##### DATA FOR THIS EXERCISE #####

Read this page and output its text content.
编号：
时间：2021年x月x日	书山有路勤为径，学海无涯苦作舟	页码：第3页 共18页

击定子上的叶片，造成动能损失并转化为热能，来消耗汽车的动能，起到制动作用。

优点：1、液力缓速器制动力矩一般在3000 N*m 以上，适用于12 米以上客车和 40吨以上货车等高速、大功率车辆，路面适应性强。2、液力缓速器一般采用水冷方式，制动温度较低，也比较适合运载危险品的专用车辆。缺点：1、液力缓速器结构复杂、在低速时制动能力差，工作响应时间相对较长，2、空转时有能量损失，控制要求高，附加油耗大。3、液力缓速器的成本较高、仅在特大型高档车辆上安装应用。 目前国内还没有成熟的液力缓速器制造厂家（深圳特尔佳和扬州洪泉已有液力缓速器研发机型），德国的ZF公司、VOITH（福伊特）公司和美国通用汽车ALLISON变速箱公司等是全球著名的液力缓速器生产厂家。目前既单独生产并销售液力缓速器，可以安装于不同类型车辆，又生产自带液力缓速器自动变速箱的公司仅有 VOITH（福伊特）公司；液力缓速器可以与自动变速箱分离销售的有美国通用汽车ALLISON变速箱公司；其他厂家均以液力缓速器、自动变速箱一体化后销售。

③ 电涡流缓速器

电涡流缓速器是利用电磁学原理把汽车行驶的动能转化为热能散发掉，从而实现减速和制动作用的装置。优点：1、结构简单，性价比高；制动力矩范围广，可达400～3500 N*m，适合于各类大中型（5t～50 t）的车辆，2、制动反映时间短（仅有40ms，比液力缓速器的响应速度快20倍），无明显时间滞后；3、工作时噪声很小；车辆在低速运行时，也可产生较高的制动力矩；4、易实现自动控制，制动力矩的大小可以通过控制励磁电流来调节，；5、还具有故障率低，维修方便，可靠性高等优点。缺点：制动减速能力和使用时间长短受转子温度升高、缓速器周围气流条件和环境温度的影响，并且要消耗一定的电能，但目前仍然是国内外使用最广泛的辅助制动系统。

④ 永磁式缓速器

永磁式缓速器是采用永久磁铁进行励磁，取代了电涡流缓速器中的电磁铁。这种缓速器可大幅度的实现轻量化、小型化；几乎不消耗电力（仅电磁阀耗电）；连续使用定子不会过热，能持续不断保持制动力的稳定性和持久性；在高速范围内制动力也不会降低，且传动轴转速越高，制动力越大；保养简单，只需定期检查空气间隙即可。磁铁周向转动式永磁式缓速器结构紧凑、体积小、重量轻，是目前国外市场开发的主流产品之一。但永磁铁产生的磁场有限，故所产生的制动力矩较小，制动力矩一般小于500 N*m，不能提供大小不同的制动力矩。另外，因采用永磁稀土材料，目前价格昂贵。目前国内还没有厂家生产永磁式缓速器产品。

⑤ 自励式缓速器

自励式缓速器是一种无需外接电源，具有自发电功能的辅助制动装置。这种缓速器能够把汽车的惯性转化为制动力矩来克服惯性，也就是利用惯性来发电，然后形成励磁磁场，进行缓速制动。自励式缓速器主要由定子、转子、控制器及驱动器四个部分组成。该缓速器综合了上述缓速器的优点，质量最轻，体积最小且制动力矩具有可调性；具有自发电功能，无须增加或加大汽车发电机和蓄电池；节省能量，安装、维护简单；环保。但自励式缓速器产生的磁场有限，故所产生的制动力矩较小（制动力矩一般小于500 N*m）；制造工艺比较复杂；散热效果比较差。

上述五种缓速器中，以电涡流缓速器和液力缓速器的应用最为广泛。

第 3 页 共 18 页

#####

INSTRUCTION - List the lines of the material in which the word "故所产生的制动力矩较小" occurs.

OUTPUT -
永磁式缓速器是采用永久磁铁进行励磁，取代了电涡流缓速器中的电磁铁。这种缓速器可大幅度的实现轻量化、小型化；几乎不消耗电力（仅电磁阀耗电）；连续使用定子不会过热，能持续不断保持制动力的稳定性和持久性；在高速范围内制动力也不会降低，且传动轴转速越高，制动力越大；保养简单，只需定期检查空气间隙即可。磁铁周向转动式永磁式缓速器结构紧凑、体积小、重量轻，是目前国外市场开发的主流产品之一。但永磁铁产生的磁场有限，故所产生的制动力矩较小，制动力矩一般小于500 N*m，不能提供大小不同的制动力矩。另外，因采用永磁稀土材料，目前价格昂贵。目前国内还没有厂家生产永磁式缓速器产品。
自励式缓速器是一种无需外接电源，具有自发电功能的辅助制动装置。这种缓速器能够把汽车的惯性转化为制动力矩来克服惯性，也就是利用惯性来发电，然后形成励磁磁场，进行缓速制动。自励式缓速器主要由定子、转子、控制器及驱动器四个部分组成。该缓速器综合了上述缓速器的优点，质量最轻，体积最小且制动力矩具有可调性；具有自发电功能，无须增加或加大汽车发电机和蓄电池；节省能量，安装、维护简单；环保。但自励式缓速器产生的磁场有限，故所产生的制动力矩较小（制动力矩一般小于500 N*m）；制造工艺比较复杂；散热效果比较差。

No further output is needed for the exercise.